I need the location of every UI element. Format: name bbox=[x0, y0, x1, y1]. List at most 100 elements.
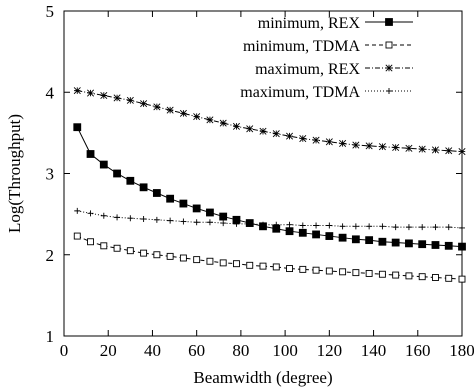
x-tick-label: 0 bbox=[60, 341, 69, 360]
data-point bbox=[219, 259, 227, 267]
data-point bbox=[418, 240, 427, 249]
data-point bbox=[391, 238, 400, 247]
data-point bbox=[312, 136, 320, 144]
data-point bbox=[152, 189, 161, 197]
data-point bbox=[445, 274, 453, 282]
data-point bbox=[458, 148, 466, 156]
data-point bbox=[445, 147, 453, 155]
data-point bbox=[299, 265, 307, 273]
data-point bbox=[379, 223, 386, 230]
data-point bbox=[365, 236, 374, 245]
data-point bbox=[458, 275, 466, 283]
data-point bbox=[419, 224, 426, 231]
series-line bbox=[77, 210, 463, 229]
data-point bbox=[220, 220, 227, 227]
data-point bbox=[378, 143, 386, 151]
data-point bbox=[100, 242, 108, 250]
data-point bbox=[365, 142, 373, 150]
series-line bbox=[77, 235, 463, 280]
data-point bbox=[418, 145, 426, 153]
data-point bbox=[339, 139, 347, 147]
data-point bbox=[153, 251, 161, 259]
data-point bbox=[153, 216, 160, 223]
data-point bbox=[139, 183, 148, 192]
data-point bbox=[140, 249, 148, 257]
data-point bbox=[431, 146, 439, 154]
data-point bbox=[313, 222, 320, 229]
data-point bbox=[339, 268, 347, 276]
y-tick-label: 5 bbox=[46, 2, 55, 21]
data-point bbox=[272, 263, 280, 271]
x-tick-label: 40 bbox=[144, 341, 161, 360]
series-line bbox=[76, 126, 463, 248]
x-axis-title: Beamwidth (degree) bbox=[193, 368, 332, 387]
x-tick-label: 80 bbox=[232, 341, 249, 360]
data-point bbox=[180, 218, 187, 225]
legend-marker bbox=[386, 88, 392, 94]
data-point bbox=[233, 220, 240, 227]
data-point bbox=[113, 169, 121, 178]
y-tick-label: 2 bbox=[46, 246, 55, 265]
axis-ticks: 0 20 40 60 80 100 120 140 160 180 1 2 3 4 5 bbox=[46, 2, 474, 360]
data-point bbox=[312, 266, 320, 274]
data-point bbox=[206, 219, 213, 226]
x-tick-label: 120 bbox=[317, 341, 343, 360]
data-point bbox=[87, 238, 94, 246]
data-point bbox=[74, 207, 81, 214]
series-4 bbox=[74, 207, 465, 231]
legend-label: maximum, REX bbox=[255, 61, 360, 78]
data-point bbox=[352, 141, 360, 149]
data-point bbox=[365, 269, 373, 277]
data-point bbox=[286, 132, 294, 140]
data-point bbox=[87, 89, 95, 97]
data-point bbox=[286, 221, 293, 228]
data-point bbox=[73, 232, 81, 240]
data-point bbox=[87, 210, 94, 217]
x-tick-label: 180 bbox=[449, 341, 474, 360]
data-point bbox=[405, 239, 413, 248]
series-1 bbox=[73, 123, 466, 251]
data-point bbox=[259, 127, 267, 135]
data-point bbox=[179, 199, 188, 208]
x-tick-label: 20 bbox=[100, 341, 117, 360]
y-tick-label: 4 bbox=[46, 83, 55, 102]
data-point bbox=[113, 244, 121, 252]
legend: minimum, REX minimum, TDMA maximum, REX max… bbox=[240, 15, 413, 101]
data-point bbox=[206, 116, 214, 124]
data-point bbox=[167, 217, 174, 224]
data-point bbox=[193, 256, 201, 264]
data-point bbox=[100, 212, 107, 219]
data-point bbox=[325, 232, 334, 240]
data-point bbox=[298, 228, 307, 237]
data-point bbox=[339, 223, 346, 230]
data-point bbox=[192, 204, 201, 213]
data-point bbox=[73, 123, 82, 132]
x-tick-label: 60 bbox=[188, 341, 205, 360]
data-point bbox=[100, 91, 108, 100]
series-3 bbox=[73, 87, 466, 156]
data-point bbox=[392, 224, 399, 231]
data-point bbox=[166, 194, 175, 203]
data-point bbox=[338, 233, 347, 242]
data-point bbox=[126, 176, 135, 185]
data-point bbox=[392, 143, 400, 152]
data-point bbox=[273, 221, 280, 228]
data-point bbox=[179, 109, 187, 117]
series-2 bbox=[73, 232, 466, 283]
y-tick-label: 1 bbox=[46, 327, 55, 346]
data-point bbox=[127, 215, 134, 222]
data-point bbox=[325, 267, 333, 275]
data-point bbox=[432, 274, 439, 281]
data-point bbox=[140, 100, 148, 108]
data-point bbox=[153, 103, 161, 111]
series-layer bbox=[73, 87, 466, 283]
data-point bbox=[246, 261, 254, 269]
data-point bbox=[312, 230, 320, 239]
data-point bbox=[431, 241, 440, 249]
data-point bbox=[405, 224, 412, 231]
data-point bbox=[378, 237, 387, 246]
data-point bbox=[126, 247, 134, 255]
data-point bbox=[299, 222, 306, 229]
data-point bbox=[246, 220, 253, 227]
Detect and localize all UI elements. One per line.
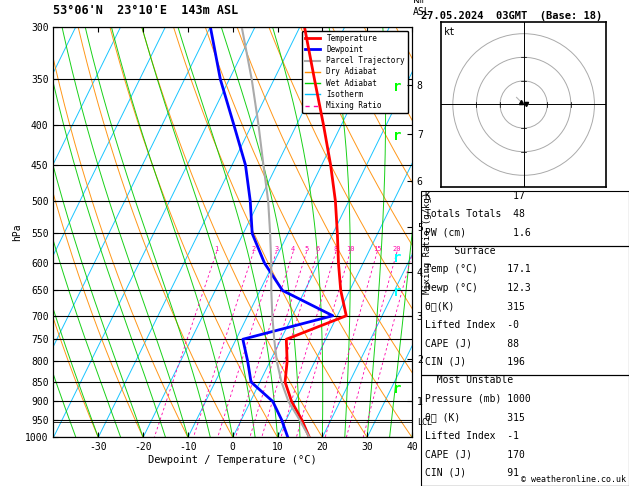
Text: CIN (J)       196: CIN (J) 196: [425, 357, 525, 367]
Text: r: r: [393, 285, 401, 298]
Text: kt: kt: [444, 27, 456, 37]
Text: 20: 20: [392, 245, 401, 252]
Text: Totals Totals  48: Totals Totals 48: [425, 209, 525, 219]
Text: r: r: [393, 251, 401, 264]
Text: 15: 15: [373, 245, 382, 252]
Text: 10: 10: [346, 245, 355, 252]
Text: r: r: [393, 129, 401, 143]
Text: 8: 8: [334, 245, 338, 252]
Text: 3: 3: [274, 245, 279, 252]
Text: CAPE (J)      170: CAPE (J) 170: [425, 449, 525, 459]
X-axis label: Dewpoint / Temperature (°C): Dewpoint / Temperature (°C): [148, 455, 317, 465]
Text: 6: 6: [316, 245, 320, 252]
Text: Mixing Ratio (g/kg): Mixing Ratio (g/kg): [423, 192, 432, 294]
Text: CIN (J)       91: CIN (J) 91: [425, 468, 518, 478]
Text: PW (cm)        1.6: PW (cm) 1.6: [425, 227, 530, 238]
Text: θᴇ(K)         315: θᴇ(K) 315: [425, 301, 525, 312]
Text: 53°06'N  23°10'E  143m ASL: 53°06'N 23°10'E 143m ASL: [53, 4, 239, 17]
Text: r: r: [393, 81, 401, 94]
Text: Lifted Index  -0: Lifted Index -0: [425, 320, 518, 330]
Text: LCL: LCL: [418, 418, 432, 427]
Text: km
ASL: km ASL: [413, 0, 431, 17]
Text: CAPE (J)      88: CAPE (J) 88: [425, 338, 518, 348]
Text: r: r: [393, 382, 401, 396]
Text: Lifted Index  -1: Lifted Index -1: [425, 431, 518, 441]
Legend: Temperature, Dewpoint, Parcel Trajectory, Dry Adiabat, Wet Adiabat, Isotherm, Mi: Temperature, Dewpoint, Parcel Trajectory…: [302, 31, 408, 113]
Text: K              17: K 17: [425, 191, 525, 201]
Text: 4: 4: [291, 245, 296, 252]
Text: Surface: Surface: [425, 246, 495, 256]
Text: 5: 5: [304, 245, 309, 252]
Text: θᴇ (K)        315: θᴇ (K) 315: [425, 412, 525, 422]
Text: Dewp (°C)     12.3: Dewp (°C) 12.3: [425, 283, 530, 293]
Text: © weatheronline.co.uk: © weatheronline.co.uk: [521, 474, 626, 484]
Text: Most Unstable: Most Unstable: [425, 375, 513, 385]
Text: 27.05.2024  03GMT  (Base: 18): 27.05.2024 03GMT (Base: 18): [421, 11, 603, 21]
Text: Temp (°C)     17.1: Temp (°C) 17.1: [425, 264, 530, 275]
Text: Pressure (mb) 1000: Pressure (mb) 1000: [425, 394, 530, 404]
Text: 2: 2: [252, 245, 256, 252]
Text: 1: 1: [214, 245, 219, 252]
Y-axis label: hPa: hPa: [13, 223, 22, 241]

══════════════════════════════

#### Work to complete:
Convert the lines starting at the one containing "x-tick-label: 0 bbox=[60, 341, 69, 360]" and ending at the one containing "data-point bbox=[405, 239, 413, 248]" into a Markdown table with the columns Row and Line, numbering each row and skipping blank lines.

#### Written response:
| Row | Line |
|---|---|
| 1 | x-tick-label: 0 bbox=[60, 341, 69, 360] |
| 2 | data-point bbox=[219, 259, 227, 267] |
| 3 | data-point bbox=[418, 240, 427, 249] |
| 4 | data-point bbox=[391, 238, 400, 247] |
| 5 | data-point bbox=[312, 136, 320, 144] |
| 6 | data-point bbox=[152, 189, 161, 197] |
| 7 | data-point bbox=[445, 274, 453, 282] |
| 8 | data-point bbox=[458, 148, 466, 156] |
| 9 | data-point bbox=[445, 147, 453, 155] |
| 10 | data-point bbox=[299, 265, 307, 273] |
| 11 | data-point bbox=[379, 223, 386, 230] |
| 12 | data-point bbox=[365, 236, 374, 245] |
| 13 | data-point bbox=[458, 275, 466, 283] |
| 14 | data-point bbox=[419, 224, 426, 231] |
| 15 | series-line bbox=[77, 210, 463, 229] |
| 16 | data-point bbox=[220, 220, 227, 227] |
| 17 | data-point bbox=[378, 143, 386, 151] |
| 18 | data-point bbox=[100, 242, 108, 250] |
| 19 | data-point bbox=[365, 142, 373, 150] |
| 20 | series-line bbox=[77, 235, 463, 280] |
| 21 | data-point bbox=[418, 145, 426, 153] |
| 22 | data-point bbox=[339, 139, 347, 147] |
| 23 | data-point bbox=[153, 251, 161, 259] |
| 24 | data-point bbox=[153, 216, 160, 223] |
| 25 | data-point bbox=[139, 183, 148, 192] |
| 26 | data-point bbox=[140, 249, 148, 257] |
| 27 | data-point bbox=[431, 146, 439, 154] |
| 28 | data-point bbox=[313, 222, 320, 229] |
| 29 | data-point bbox=[339, 268, 347, 276] |
| 30 | y-tick-label: 5 bbox=[46, 2, 55, 21] |
| 31 | data-point bbox=[272, 263, 280, 271] |
| 32 | x-tick-label: 40 bbox=[144, 341, 161, 360] |
| 33 | series-line bbox=[76, 126, 463, 248] |
| 34 | x-axis-title: Beamwidth (degree) bbox=[193, 368, 332, 387] |
| 35 | x-tick-label: 80 bbox=[232, 341, 249, 360] |
| 36 | data-point bbox=[180, 218, 187, 225] |
| 37 | legend-marker bbox=[386, 88, 392, 94] |
| 38 | data-point bbox=[233, 220, 240, 227] |
| 39 | data-point bbox=[113, 169, 121, 178] |
| 40 | y-tick-label: 2 bbox=[46, 246, 55, 265] |
| 41 | axis-ticks: 0 20 40 60 80 100 120 140 160 180 1 2 3 4 5 bbox=[46, 2, 474, 360] |
| 42 | data-point bbox=[312, 266, 320, 274] |
| 43 | data-point bbox=[206, 219, 213, 226] |
| 44 | x-tick-label: 120 bbox=[317, 341, 343, 360] |
| 45 | data-point bbox=[87, 238, 94, 246] |
| 46 | data-point bbox=[74, 207, 81, 214] |
| 47 | series-4 bbox=[74, 207, 465, 231] |
| 48 | legend-label: maximum, REX bbox=[255, 61, 360, 78] |
| 49 | data-point bbox=[352, 141, 360, 149] |
| 50 | data-point bbox=[365, 269, 373, 277] |
| 51 | data-point bbox=[286, 132, 294, 140] |
| 52 | data-point bbox=[87, 89, 95, 97] |
| 53 | data-point bbox=[286, 221, 293, 228] |
| 54 | data-point bbox=[73, 232, 81, 240] |
| 55 | data-point bbox=[87, 210, 94, 217] |
| 56 | x-tick-label: 180 bbox=[449, 341, 474, 360] |
| 57 | data-point bbox=[405, 239, 413, 248] |